→ **SUPPLIED ENTRIES**:

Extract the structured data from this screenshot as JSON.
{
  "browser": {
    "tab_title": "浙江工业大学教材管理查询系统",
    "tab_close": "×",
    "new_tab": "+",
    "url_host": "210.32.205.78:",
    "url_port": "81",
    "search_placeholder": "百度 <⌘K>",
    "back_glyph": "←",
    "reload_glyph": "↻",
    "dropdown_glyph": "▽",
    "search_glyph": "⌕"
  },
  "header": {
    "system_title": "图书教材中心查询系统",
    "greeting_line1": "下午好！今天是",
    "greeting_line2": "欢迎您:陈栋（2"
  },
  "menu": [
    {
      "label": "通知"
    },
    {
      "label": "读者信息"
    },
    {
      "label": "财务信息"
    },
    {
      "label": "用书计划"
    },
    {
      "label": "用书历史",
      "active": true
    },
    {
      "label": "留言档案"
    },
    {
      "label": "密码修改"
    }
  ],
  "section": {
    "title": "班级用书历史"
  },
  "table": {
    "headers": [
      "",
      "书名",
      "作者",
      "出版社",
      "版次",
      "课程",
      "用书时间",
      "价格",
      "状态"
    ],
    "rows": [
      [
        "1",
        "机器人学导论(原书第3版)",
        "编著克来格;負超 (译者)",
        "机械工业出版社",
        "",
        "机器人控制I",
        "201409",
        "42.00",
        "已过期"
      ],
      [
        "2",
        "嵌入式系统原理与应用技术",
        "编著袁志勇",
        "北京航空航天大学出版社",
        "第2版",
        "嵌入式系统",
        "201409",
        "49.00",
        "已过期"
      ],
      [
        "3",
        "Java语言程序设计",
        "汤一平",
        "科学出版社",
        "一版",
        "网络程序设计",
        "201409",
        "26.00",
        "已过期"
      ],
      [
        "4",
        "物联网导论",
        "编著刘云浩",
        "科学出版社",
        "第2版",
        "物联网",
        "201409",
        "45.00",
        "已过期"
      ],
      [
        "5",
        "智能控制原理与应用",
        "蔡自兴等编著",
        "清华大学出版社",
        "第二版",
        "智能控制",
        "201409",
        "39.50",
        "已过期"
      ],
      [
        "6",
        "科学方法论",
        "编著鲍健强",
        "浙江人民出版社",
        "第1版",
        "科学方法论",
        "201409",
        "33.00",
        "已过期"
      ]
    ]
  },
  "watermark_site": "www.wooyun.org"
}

→ **PROBLEM DETAILS**:
Every line above needs to be retyped exactly.

→ **FINAL ANSWER**:
Extract the structured data from this screenshot as JSON.
{
  "browser": {
    "tab_title": "浙江工业大学教材管理查询系统",
    "tab_close": "×",
    "new_tab": "+",
    "url_host": "210.32.205.78:",
    "url_port": "81",
    "search_placeholder": "百度 <⌘K>",
    "back_glyph": "←",
    "reload_glyph": "↻",
    "dropdown_glyph": "▽",
    "search_glyph": "⌕"
  },
  "header": {
    "system_title": "图书教材中心查询系统",
    "greeting_line1": "下午好！今天是",
    "greeting_line2": "欢迎您:陈栋（2"
  },
  "menu": [
    {
      "label": "通知"
    },
    {
      "label": "读者信息"
    },
    {
      "label": "财务信息"
    },
    {
      "label": "用书计划"
    },
    {
      "label": "用书历史",
      "active": true
    },
    {
      "label": "留言档案"
    },
    {
      "label": "密码修改"
    }
  ],
  "section": {
    "title": "班级用书历史"
  },
  "table": {
    "headers": [
      "",
      "书名",
      "作者",
      "出版社",
      "版次",
      "课程",
      "用书时间",
      "价格",
      "状态"
    ],
    "rows": [
      [
        "1",
        "机器人学导论(原书第3版)",
        "编著克来格;負超 (译者)",
        "机械工业出版社",
        "",
        "机器人控制I",
        "201409",
        "42.00",
        "已过期"
      ],
      [
        "2",
        "嵌入式系统原理与应用技术",
        "编著袁志勇",
        "北京航空航天大学出版社",
        "第2版",
        "嵌入式系统",
        "201409",
        "49.00",
        "已过期"
      ],
      [
        "3",
        "Java语言程序设计",
        "汤一平",
        "科学出版社",
        "一版",
        "网络程序设计",
        "201409",
        "26.00",
        "已过期"
      ],
      [
        "4",
        "物联网导论",
        "编著刘云浩",
        "科学出版社",
        "第2版",
        "物联网",
        "201409",
        "45.00",
        "已过期"
      ],
      [
        "5",
        "智能控制原理与应用",
        "蔡自兴等编著",
        "清华大学出版社",
        "第二版",
        "智能控制",
        "201409",
        "39.50",
        "已过期"
      ],
      [
        "6",
        "科学方法论",
        "编著鲍健强",
        "浙江人民出版社",
        "第1版",
        "科学方法论",
        "201409",
        "33.00",
        "已过期"
      ]
    ]
  },
  "watermark_site": "www.wooyun.org"
}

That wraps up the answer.